→ **WORK TO BE COMPLETED**:
Gather the lines that hold the string "Alcohol".

→ **SUPPLIED DATA**:
****************************************
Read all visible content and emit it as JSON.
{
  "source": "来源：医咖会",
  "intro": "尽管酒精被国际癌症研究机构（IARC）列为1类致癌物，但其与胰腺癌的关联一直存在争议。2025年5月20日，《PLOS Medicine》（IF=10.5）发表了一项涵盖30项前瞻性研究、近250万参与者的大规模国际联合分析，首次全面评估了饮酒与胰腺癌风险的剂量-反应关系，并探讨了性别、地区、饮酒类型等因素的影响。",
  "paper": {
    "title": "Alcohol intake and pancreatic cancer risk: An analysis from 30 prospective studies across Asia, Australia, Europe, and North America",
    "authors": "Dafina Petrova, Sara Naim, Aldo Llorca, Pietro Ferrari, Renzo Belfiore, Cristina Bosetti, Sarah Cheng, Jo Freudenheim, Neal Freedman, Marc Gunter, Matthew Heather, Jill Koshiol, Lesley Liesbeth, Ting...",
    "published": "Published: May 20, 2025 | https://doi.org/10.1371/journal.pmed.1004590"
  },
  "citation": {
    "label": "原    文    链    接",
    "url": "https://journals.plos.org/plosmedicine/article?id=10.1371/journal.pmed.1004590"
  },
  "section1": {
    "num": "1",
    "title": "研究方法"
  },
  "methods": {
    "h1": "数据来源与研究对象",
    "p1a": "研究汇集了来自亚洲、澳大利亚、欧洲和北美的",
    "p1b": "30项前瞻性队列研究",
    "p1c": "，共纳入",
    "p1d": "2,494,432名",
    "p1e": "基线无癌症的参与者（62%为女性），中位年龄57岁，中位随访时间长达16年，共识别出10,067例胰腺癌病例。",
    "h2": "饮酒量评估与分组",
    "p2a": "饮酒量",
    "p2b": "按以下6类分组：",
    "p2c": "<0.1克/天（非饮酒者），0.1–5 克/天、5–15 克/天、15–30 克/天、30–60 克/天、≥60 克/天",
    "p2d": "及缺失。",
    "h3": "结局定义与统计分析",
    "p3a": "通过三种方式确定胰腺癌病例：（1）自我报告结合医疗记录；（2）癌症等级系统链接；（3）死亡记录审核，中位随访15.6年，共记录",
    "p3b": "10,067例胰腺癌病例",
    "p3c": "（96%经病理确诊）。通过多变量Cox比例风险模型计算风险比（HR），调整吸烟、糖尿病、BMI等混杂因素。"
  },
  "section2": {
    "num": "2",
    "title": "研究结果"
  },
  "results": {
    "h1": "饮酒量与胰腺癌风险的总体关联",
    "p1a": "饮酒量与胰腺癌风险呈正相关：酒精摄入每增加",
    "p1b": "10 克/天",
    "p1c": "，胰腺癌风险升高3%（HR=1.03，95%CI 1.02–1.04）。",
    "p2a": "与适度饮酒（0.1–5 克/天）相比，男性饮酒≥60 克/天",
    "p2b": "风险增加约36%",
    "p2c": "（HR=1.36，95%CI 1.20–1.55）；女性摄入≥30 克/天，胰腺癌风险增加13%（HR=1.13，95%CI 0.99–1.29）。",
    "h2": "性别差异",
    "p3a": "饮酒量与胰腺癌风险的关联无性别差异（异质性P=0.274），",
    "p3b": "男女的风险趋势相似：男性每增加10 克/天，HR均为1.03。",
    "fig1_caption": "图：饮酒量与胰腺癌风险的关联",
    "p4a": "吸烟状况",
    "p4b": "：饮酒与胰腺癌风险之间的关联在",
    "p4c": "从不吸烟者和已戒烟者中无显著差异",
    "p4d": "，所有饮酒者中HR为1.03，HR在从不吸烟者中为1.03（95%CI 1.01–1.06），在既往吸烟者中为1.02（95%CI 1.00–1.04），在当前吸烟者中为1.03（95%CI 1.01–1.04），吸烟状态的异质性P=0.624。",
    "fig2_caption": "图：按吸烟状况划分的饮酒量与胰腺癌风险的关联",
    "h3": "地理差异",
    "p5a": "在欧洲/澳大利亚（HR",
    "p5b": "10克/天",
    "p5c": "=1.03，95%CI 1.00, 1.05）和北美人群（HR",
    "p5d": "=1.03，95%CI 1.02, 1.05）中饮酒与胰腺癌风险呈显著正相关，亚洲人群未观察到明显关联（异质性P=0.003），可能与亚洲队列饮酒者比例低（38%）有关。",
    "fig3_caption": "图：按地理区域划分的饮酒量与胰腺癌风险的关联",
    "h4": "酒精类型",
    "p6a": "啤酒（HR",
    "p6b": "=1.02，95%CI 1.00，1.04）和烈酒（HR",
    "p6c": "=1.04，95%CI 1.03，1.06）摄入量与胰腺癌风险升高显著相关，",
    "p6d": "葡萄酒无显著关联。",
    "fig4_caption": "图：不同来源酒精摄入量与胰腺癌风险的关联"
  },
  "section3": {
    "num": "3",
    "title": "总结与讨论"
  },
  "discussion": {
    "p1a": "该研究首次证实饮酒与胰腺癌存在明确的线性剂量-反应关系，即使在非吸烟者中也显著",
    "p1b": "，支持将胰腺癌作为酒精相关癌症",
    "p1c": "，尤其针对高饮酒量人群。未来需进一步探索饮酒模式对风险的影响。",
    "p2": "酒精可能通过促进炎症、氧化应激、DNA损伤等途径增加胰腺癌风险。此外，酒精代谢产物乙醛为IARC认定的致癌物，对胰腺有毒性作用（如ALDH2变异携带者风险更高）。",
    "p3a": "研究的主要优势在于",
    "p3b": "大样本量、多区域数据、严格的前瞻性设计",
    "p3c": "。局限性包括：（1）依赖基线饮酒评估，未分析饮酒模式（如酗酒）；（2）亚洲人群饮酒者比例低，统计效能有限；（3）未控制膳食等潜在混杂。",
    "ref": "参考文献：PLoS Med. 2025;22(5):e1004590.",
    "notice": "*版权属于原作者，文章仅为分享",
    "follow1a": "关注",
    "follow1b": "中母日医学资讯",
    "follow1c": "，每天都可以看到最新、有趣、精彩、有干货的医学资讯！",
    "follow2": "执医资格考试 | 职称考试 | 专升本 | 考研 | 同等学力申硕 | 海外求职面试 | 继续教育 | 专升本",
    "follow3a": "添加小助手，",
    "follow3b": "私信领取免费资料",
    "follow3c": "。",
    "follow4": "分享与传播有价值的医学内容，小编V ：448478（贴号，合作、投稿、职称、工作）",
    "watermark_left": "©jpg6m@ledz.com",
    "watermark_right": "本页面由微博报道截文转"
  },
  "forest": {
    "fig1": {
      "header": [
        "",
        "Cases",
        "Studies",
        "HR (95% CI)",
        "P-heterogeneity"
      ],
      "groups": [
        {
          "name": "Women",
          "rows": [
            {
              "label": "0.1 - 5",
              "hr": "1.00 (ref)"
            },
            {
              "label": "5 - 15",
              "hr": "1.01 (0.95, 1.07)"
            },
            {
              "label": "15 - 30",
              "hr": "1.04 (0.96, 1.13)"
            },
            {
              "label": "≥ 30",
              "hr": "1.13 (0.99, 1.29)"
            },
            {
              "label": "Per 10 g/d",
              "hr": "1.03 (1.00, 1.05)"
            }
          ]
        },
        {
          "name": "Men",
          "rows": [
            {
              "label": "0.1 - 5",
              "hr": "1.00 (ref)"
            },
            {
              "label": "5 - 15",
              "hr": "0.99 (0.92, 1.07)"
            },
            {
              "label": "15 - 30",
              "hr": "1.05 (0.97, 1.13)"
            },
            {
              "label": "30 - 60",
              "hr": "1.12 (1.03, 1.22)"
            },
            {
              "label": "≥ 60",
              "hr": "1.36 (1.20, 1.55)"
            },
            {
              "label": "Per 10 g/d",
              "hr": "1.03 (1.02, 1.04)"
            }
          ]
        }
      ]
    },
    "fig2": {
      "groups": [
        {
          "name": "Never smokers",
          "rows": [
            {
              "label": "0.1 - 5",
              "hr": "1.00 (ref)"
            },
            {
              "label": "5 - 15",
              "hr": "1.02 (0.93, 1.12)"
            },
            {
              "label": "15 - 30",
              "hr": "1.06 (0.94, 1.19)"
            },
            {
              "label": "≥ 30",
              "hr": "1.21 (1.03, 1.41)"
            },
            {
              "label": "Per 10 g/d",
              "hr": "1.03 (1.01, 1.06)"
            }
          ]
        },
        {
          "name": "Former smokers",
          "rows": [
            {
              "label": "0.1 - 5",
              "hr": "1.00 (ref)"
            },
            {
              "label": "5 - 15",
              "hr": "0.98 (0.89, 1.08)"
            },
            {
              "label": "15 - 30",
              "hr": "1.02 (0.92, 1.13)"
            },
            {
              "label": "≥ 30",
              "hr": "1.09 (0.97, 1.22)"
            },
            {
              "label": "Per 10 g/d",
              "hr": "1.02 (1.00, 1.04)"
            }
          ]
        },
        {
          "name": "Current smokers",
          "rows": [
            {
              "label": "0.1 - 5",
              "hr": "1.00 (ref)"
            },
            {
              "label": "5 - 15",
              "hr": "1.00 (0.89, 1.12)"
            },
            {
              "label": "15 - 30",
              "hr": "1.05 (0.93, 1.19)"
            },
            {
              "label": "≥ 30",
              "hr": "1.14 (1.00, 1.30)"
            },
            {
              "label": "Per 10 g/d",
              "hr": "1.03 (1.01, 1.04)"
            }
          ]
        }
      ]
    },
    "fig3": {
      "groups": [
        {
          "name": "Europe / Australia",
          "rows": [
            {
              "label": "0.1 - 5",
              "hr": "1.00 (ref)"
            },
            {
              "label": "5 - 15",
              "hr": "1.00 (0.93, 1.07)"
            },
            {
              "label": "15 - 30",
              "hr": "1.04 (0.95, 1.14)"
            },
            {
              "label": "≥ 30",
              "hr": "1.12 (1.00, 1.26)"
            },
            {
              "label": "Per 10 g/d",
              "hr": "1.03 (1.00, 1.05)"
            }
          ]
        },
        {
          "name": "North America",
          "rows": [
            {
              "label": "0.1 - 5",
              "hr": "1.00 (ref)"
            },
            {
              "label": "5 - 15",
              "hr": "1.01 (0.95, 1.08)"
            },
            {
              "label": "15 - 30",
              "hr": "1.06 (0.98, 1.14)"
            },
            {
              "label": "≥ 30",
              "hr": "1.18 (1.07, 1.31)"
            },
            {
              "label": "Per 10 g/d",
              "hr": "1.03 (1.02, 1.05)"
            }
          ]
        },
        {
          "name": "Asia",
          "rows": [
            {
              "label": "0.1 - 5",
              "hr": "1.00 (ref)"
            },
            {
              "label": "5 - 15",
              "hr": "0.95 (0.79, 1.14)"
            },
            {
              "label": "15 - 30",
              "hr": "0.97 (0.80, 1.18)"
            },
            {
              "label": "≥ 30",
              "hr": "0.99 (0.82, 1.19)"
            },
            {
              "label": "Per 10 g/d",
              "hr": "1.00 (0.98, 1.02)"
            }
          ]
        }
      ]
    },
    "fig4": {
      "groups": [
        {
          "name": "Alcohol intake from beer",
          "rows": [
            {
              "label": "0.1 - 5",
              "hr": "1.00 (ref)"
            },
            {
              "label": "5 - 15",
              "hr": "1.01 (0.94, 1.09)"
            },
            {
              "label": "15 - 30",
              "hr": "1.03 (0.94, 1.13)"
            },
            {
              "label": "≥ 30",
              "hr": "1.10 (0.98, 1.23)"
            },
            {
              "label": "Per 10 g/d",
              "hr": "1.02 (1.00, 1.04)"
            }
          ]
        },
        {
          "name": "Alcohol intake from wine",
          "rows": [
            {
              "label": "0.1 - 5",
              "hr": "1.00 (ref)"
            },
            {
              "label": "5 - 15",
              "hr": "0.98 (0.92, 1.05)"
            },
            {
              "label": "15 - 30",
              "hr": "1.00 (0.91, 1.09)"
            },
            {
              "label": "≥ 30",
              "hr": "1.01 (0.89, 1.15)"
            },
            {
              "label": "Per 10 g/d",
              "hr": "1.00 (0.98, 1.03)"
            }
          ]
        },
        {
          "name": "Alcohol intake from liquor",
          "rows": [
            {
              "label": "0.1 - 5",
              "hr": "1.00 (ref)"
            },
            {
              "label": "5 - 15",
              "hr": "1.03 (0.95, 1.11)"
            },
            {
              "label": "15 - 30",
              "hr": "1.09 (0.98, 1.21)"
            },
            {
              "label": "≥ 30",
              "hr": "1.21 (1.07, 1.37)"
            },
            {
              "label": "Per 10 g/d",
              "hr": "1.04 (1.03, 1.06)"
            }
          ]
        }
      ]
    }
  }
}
****************************************
→ **EXERCISE OUTPUT**:
    "title": "Alcohol intake and pancreatic cancer risk: An analysis from 30 prospective studies across Asia, Australia, Europe, and North America",
          "name": "Alcohol intake from beer",
          "name": "Alcohol intake from wine",
          "name": "Alcohol intake from liquor",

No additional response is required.